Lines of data
┌──
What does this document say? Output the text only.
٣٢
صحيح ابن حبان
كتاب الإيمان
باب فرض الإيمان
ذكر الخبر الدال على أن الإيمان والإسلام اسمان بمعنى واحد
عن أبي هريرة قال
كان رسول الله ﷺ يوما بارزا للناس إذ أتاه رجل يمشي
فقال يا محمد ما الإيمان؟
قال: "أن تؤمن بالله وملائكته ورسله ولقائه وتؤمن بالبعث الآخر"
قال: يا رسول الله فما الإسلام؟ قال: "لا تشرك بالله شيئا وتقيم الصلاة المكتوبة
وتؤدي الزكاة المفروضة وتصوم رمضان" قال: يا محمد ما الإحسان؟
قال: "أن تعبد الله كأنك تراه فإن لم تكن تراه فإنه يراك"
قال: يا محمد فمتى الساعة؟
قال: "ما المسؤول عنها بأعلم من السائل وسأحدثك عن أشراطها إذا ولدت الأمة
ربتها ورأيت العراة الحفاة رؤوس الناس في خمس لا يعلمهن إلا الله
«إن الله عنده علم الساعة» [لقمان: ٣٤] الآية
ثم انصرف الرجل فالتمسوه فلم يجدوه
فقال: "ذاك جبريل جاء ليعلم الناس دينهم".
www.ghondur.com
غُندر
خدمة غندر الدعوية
└──
> _WRITTEN TASK_
Copy out every line with the word "الساعة".

> _EXERCISE RESPONSE_
قال: يا محمد فمتى الساعة؟
«إن الله عنده علم الساعة» [لقمان: ٣٤] الآية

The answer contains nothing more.